### WHAT YOU SHOULD DO
Copy each line of the data below with the word "those".

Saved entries
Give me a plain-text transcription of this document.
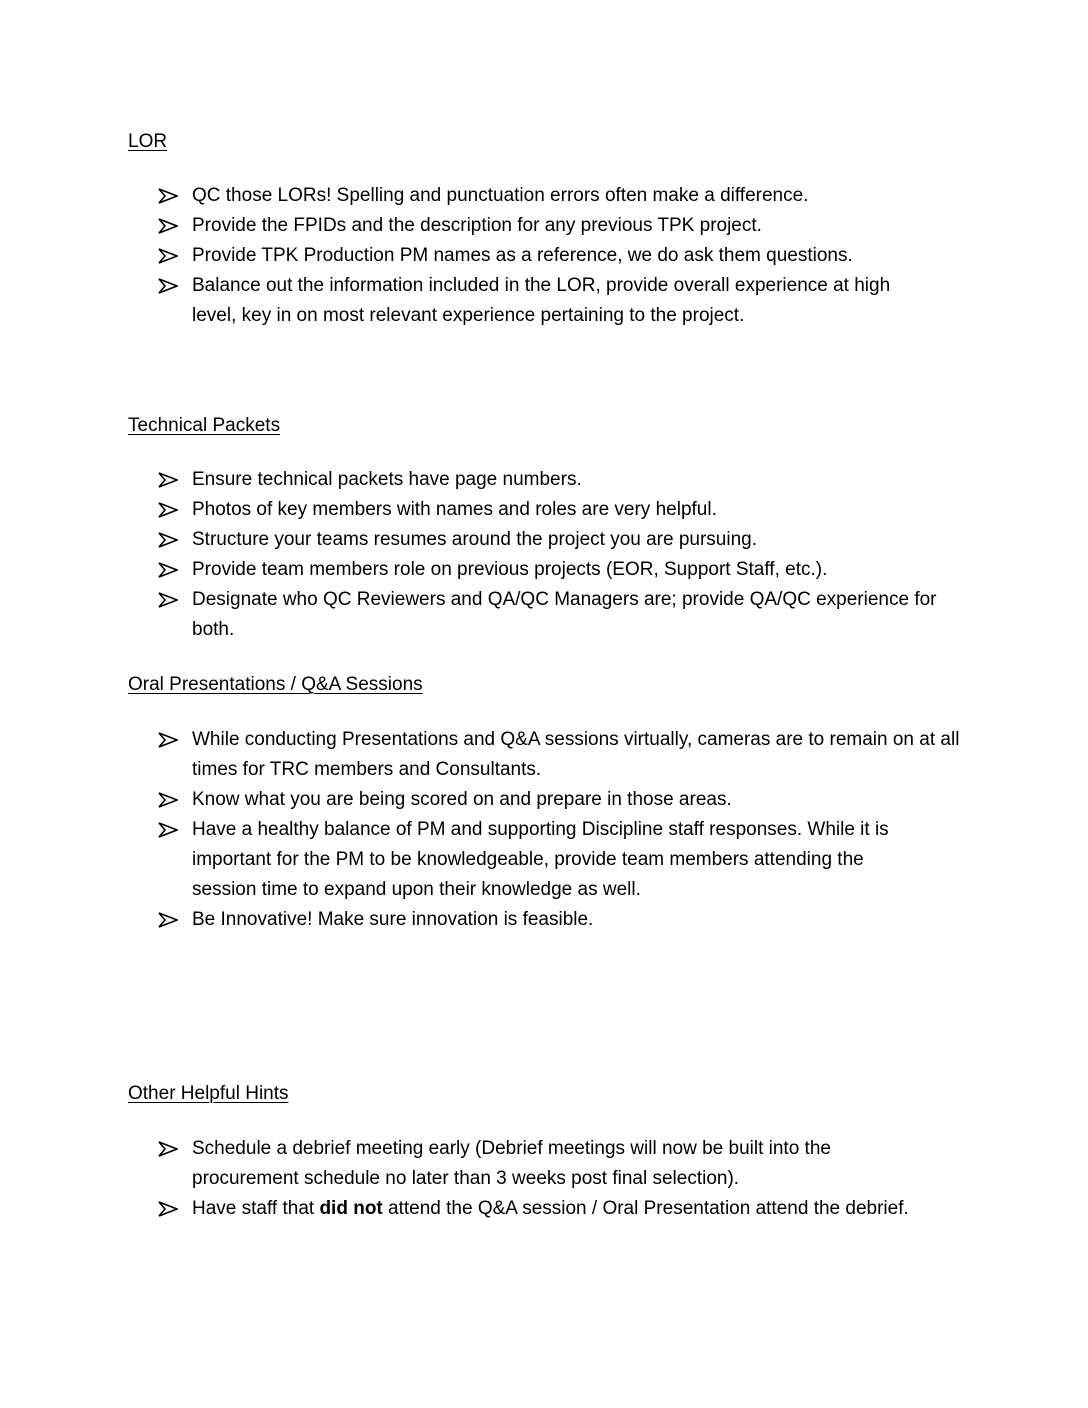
LOR
QC those LORs! Spelling and punctuation errors often make a difference.
Provide the FPIDs and the description for any previous TPK project.
Provide TPK Production PM names as a reference, we do ask them questions.
Balance out the information included in the LOR, provide overall experience at high level, key in on most relevant experience pertaining to the project.
Technical Packets
Ensure technical packets have page numbers.
Photos of key members with names and roles are very helpful.
Structure your teams resumes around the project you are pursuing.
Provide team members role on previous projects (EOR, Support Staff, etc.).
Designate who QC Reviewers and QA/QC Managers are; provide QA/QC experience for both.
Oral Presentations / Q&A Sessions
While conducting Presentations and Q&A sessions virtually, cameras are to remain on at all times for TRC members and Consultants.
Know what you are being scored on and prepare in those areas.
Have a healthy balance of PM and supporting Discipline staff responses. While it is important for the PM to be knowledgeable, provide team members attending the session time to expand upon their knowledge as well.
Be Innovative! Make sure innovation is feasible.
Other Helpful Hints
Schedule a debrief meeting early (Debrief meetings will now be built into the procurement schedule no later than 3 weeks post final selection).
Have staff that did not attend the Q&A session / Oral Presentation attend the debrief.
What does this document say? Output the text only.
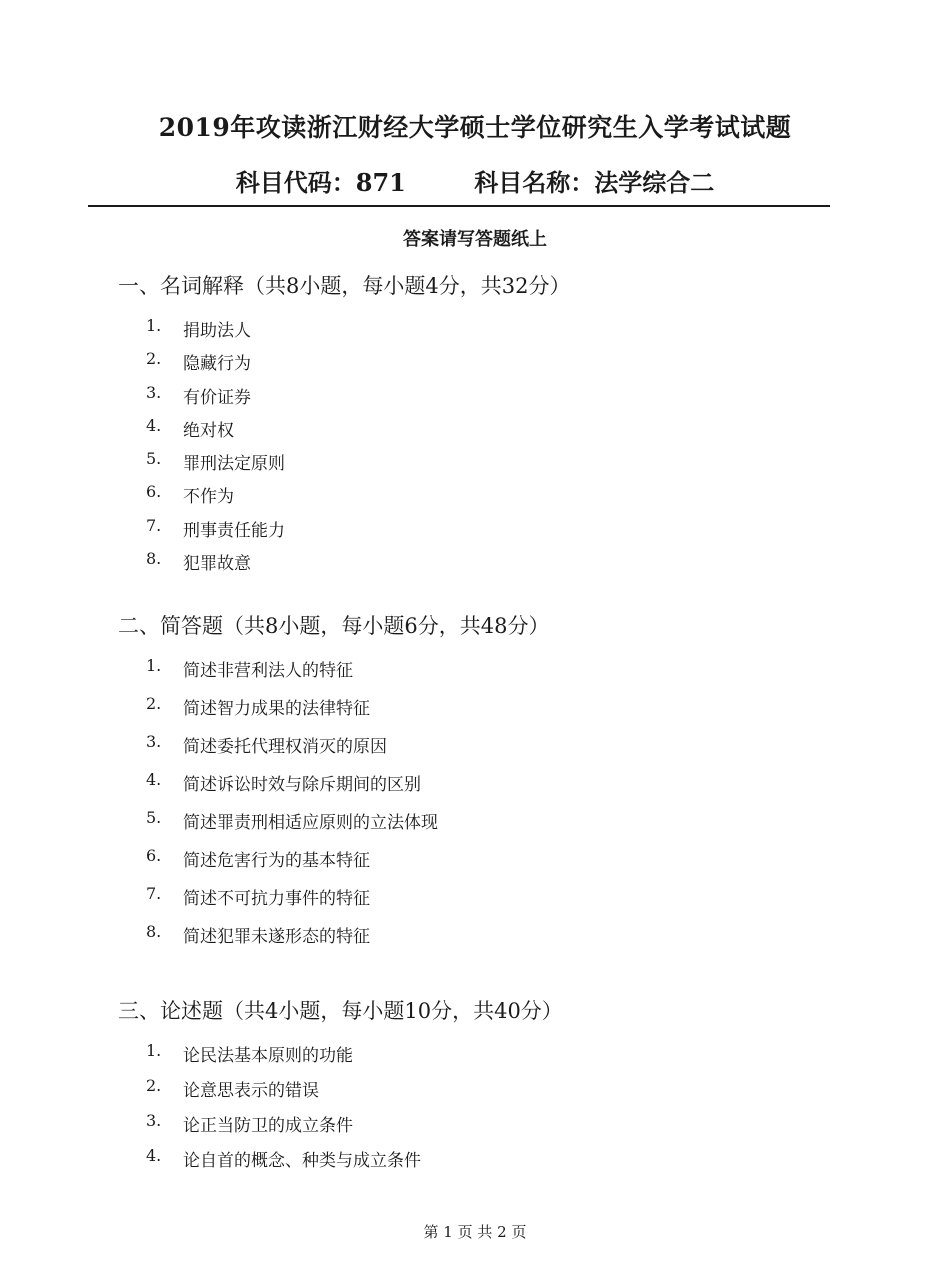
2019年攻读浙江财经大学硕士学位研究生入学考试试题
科目代码：871	科目名称：法学综合二
答案请写答题纸上
一、名词解释（共8小题，每小题4分，共32分）
1.	捐助法人
2.	隐藏行为
3.	有价证券
4.	绝对权
5.	罪刑法定原则
6.	不作为
7.	刑事责任能力
8.	犯罪故意
二、简答题（共8小题，每小题6分，共48分）
1.	简述非营利法人的特征
2.	简述智力成果的法律特征
3.	简述委托代理权消灭的原因
4.	简述诉讼时效与除斥期间的区别
5.	简述罪责刑相适应原则的立法体现
6.	简述危害行为的基本特征
7.	简述不可抗力事件的特征
8.	简述犯罪未遂形态的特征
三、论述题（共4小题，每小题10分，共40分）
1.	论民法基本原则的功能
2.	论意思表示的错误
3.	论正当防卫的成立条件
4.	论自首的概念、种类与成立条件
第 1 页 共 2 页
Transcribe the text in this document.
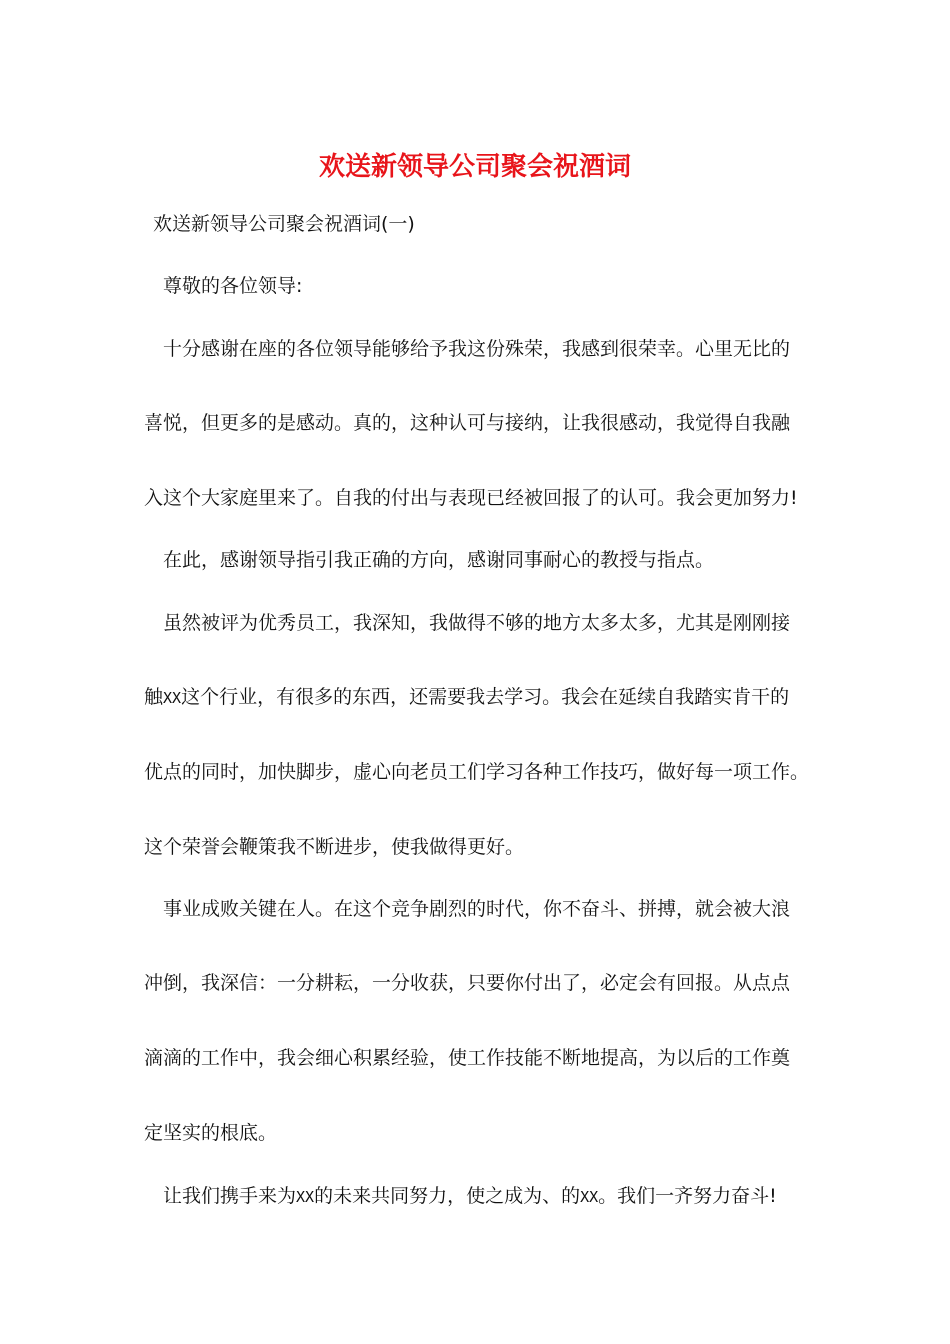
欢送新领导公司聚会祝酒词
欢送新领导公司聚会祝酒词(一)
尊敬的各位领导:
十分感谢在座的各位领导能够给予我这份殊荣，我感到很荣幸。心里无比的
喜悦，但更多的是感动。真的，这种认可与接纳，让我很感动，我觉得自我融
入这个大家庭里来了。自我的付出与表现已经被回报了的认可。我会更加努力!
在此，感谢领导指引我正确的方向，感谢同事耐心的教授与指点。
虽然被评为优秀员工，我深知，我做得不够的地方太多太多，尤其是刚刚接
触XX这个行业，有很多的东西，还需要我去学习。我会在延续自我踏实肯干的
优点的同时，加快脚步，虚心向老员工们学习各种工作技巧，做好每一项工作。
这个荣誉会鞭策我不断进步，使我做得更好。
事业成败关键在人。在这个竞争剧烈的时代，你不奋斗、拼搏，就会被大浪
冲倒，我深信：一分耕耘，一分收获，只要你付出了，必定会有回报。从点点
滴滴的工作中，我会细心积累经验，使工作技能不断地提高，为以后的工作奠
定坚实的根底。
让我们携手来为XX的未来共同努力，使之成为、的XX。我们一齐努力奋斗!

### THE ANSWER
QC those LORs! Spelling and punctuation errors often make a difference.
Know what you are being scored on and prepare in those areas.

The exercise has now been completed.